Any pictures in the records below should be skipped; write out everything else exactly.

[start DATA EXCERPTS]

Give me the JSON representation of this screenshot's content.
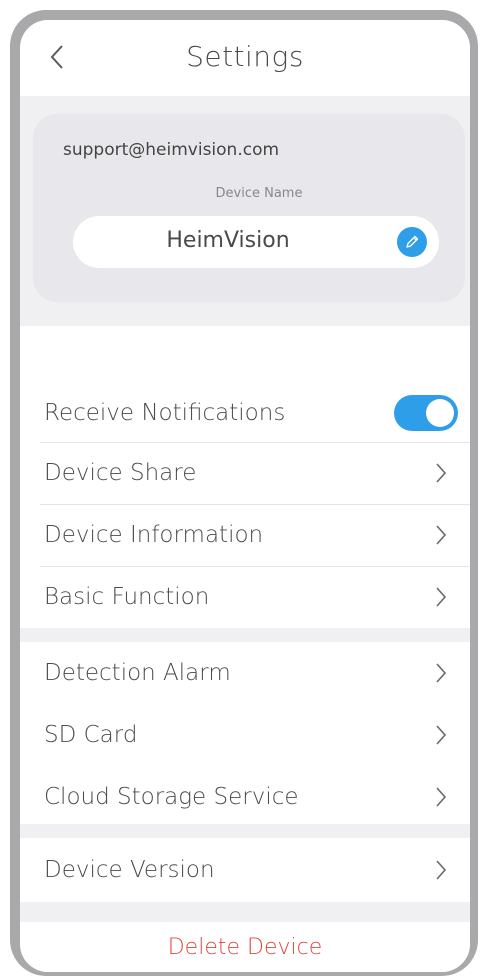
{
  "header": {
    "title": "Settings",
    "back_icon": "chevron-left-icon"
  },
  "device_card": {
    "account_email": "support@heimvision.com",
    "device_name_label": "Device Name",
    "device_name_value": "HeimVision",
    "edit_icon": "pencil-icon"
  },
  "groups": [
    {
      "items": [
        {
          "label": "Receive Notifications",
          "control": "toggle",
          "toggle_on": true
        },
        {
          "label": "Device Share",
          "control": "chevron"
        },
        {
          "label": "Device Information",
          "control": "chevron"
        },
        {
          "label": "Basic Function",
          "control": "chevron"
        }
      ]
    },
    {
      "items": [
        {
          "label": "Detection Alarm",
          "control": "chevron"
        },
        {
          "label": "SD Card",
          "control": "chevron"
        },
        {
          "label": "Cloud Storage Service",
          "control": "chevron"
        }
      ]
    },
    {
      "items": [
        {
          "label": "Device Version",
          "control": "chevron"
        }
      ]
    }
  ],
  "delete_label": "Delete Device",
  "colors": {
    "accent": "#2f9ee8",
    "danger": "#e0473e",
    "page_background": "#f0f0f2",
    "card_background": "#e8e8ec",
    "frame": "#a9a9ab"
  }
}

[end DATA EXCERPTS]

WRITTEN RESPONSE:
Give me the JSON representation of this screenshot's content.
{
  "header": {
    "title": "Settings",
    "back_icon": "chevron-left-icon"
  },
  "device_card": {
    "account_email": "support@heimvision.com",
    "device_name_label": "Device Name",
    "device_name_value": "HeimVision",
    "edit_icon": "pencil-icon"
  },
  "groups": [
    {
      "items": [
        {
          "label": "Receive Notifications",
          "control": "toggle",
          "toggle_on": true
        },
        {
          "label": "Device Share",
          "control": "chevron"
        },
        {
          "label": "Device Information",
          "control": "chevron"
        },
        {
          "label": "Basic Function",
          "control": "chevron"
        }
      ]
    },
    {
      "items": [
        {
          "label": "Detection Alarm",
          "control": "chevron"
        },
        {
          "label": "SD Card",
          "control": "chevron"
        },
        {
          "label": "Cloud Storage Service",
          "control": "chevron"
        }
      ]
    },
    {
      "items": [
        {
          "label": "Device Version",
          "control": "chevron"
        }
      ]
    }
  ],
  "delete_label": "Delete Device",
  "colors": {
    "accent": "#2f9ee8",
    "danger": "#e0473e",
    "page_background": "#f0f0f2",
    "card_background": "#e8e8ec",
    "frame": "#a9a9ab"
  }
}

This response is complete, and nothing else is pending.